▶ _Given data_
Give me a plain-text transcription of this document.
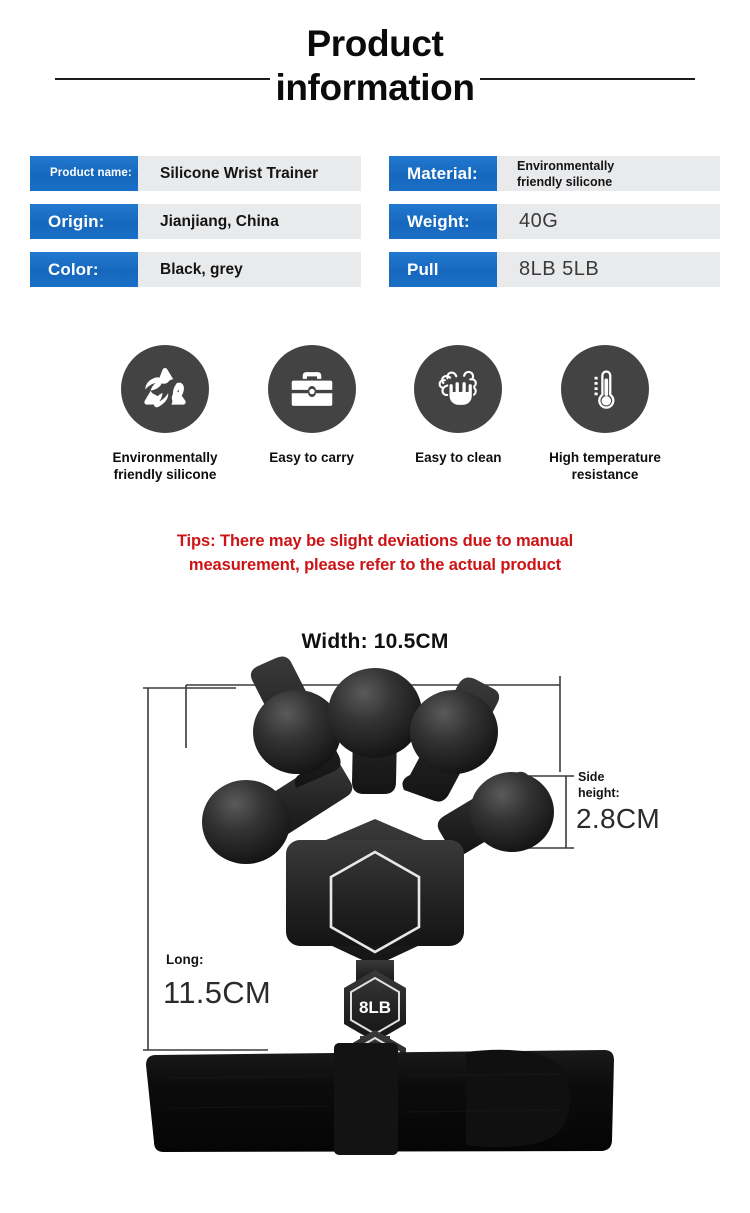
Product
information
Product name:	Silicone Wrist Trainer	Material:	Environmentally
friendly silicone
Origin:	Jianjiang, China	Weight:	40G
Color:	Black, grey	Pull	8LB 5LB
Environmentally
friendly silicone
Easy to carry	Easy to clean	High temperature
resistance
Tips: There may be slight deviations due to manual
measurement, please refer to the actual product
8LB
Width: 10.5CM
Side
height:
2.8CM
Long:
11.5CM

▶ _Task prompt_
Return the whole listing, word for word, and leave out every picture.

▶ _The answer_
Give me a plain-text transcription of this document.
Product
information
Product name:	Silicone Wrist Trainer	Material:	Environmentally
friendly silicone
Origin:	Jianjiang, China	Weight:	40G
Color:	Black, grey	Pull	8LB 5LB
Environmentally
friendly silicone
Easy to carry	Easy to clean	High temperature
resistance
Tips: There may be slight deviations due to manual
measurement, please refer to the actual product
8LB
Width: 10.5CM
Side
height:
2.8CM
Long:
11.5CM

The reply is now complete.